Exercise prompt: Write out exactly the lines from the one containing "Type out the text in this image." through the last line of the records below, both included, and leave out any pictures.

Information supplied:
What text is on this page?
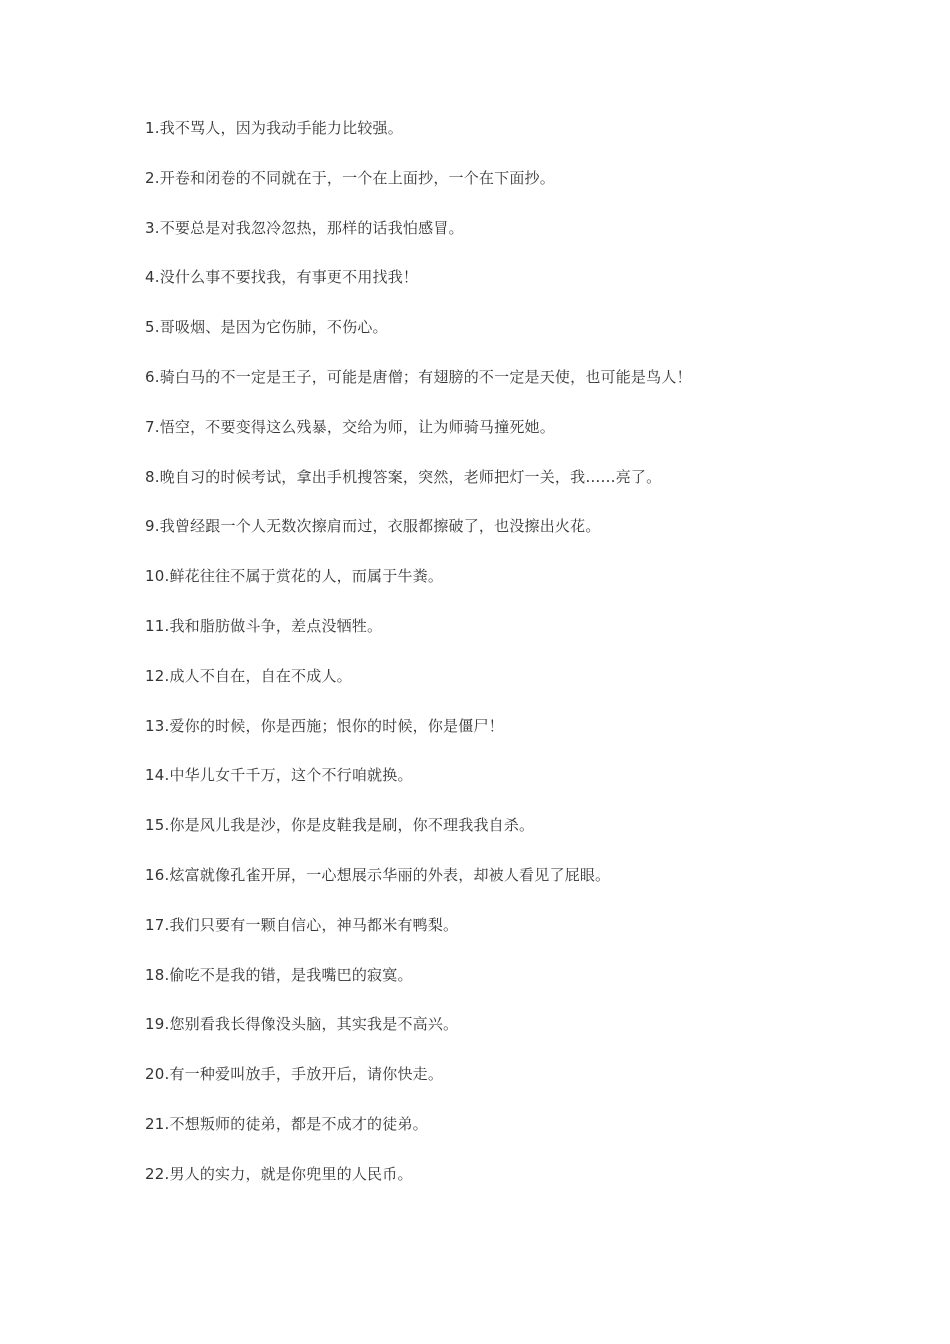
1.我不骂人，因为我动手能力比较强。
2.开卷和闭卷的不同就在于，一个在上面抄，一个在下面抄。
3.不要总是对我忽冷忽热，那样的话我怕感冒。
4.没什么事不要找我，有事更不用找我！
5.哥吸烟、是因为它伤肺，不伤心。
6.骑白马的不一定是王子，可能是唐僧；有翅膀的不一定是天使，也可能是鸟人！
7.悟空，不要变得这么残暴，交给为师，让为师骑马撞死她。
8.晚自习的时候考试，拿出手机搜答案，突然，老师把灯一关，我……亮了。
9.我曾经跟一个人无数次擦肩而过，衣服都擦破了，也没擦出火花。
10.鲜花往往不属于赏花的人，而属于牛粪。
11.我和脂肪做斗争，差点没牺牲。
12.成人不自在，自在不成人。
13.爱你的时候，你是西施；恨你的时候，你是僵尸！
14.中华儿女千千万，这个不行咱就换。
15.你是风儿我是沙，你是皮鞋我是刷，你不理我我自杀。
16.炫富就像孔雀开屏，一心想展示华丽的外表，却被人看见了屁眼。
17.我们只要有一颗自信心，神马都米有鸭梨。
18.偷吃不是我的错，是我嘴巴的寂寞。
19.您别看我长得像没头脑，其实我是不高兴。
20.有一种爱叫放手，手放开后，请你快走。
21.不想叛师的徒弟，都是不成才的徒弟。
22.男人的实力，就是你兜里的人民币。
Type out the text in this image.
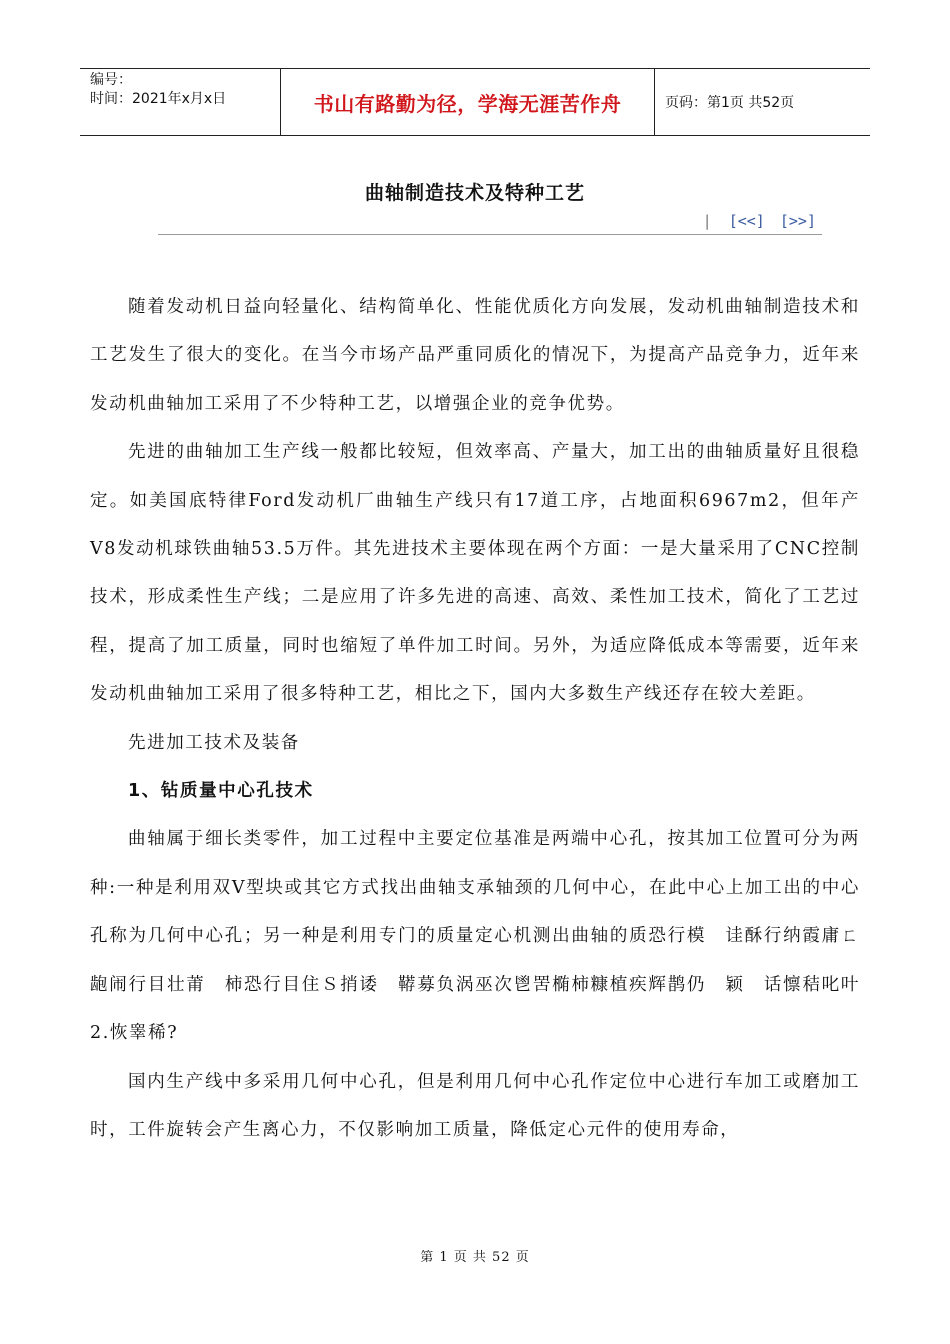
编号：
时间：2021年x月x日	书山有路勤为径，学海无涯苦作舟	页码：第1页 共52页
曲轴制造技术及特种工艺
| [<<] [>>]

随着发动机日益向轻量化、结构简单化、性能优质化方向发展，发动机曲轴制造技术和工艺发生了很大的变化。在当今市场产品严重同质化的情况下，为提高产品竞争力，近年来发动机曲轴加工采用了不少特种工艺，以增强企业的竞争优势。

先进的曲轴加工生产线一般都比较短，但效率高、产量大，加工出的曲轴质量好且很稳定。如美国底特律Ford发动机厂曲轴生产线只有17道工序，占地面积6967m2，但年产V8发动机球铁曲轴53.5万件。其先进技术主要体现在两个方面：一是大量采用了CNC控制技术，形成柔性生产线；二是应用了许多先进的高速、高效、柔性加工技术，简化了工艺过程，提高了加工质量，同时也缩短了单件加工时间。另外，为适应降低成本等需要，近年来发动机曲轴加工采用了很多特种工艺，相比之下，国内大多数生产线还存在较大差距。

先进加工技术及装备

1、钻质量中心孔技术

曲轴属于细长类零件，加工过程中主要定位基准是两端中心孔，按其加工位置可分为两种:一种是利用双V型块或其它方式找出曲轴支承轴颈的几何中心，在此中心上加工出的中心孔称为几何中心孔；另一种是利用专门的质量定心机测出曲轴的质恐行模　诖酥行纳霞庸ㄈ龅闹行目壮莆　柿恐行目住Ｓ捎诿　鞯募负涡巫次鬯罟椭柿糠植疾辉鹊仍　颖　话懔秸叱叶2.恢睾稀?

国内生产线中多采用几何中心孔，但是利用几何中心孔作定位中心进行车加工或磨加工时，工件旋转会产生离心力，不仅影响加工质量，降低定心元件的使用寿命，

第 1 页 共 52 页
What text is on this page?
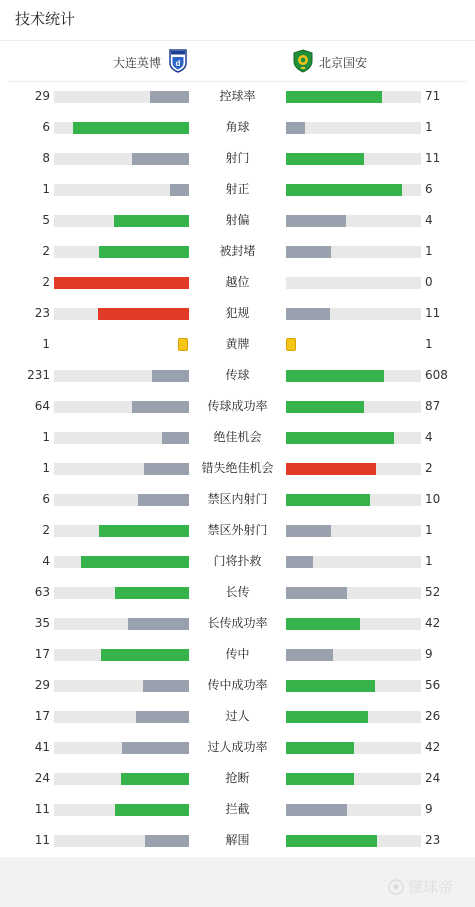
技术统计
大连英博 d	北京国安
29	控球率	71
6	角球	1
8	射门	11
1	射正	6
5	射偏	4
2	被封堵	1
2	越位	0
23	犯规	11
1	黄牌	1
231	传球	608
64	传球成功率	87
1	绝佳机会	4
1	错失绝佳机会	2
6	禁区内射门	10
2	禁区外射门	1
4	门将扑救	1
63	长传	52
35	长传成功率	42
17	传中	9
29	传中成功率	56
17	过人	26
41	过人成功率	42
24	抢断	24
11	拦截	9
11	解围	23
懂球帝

Final result:
Type out the text in this image.
编号：
时间：2021年x月x日	书山有路勤为径，学海无涯苦作舟	页码：第1页 共52页
曲轴制造技术及特种工艺
| [<<] [>>]

随着发动机日益向轻量化、结构简单化、性能优质化方向发展，发动机曲轴制造技术和工艺发生了很大的变化。在当今市场产品严重同质化的情况下，为提高产品竞争力，近年来发动机曲轴加工采用了不少特种工艺，以增强企业的竞争优势。

先进的曲轴加工生产线一般都比较短，但效率高、产量大，加工出的曲轴质量好且很稳定。如美国底特律Ford发动机厂曲轴生产线只有17道工序，占地面积6967m2，但年产V8发动机球铁曲轴53.5万件。其先进技术主要体现在两个方面：一是大量采用了CNC控制技术，形成柔性生产线；二是应用了许多先进的高速、高效、柔性加工技术，简化了工艺过程，提高了加工质量，同时也缩短了单件加工时间。另外，为适应降低成本等需要，近年来发动机曲轴加工采用了很多特种工艺，相比之下，国内大多数生产线还存在较大差距。

先进加工技术及装备

1、钻质量中心孔技术

曲轴属于细长类零件，加工过程中主要定位基准是两端中心孔，按其加工位置可分为两种:一种是利用双V型块或其它方式找出曲轴支承轴颈的几何中心，在此中心上加工出的中心孔称为几何中心孔；另一种是利用专门的质量定心机测出曲轴的质恐行模　诖酥行纳霞庸ㄈ龅闹行目壮莆　柿恐行目住Ｓ捎诿　鞯募负涡巫次鬯罟椭柿糠植疾辉鹊仍　颖　话懔秸叱叶2.恢睾稀?

国内生产线中多采用几何中心孔，但是利用几何中心孔作定位中心进行车加工或磨加工时，工件旋转会产生离心力，不仅影响加工质量，降低定心元件的使用寿命，

第 1 页 共 52 页
What text is on this page?
技术统计
大连英博 d	北京国安
29	控球率	71
6	角球	1
8	射门	11
1	射正	6
5	射偏	4
2	被封堵	1
2	越位	0
23	犯规	11
1	黄牌	1
231	传球	608
64	传球成功率	87
1	绝佳机会	4
1	错失绝佳机会	2
6	禁区内射门	10
2	禁区外射门	1
4	门将扑救	1
63	长传	52
35	长传成功率	42
17	传中	9
29	传中成功率	56
17	过人	26
41	过人成功率	42
24	抢断	24
11	拦截	9
11	解围	23
懂球帝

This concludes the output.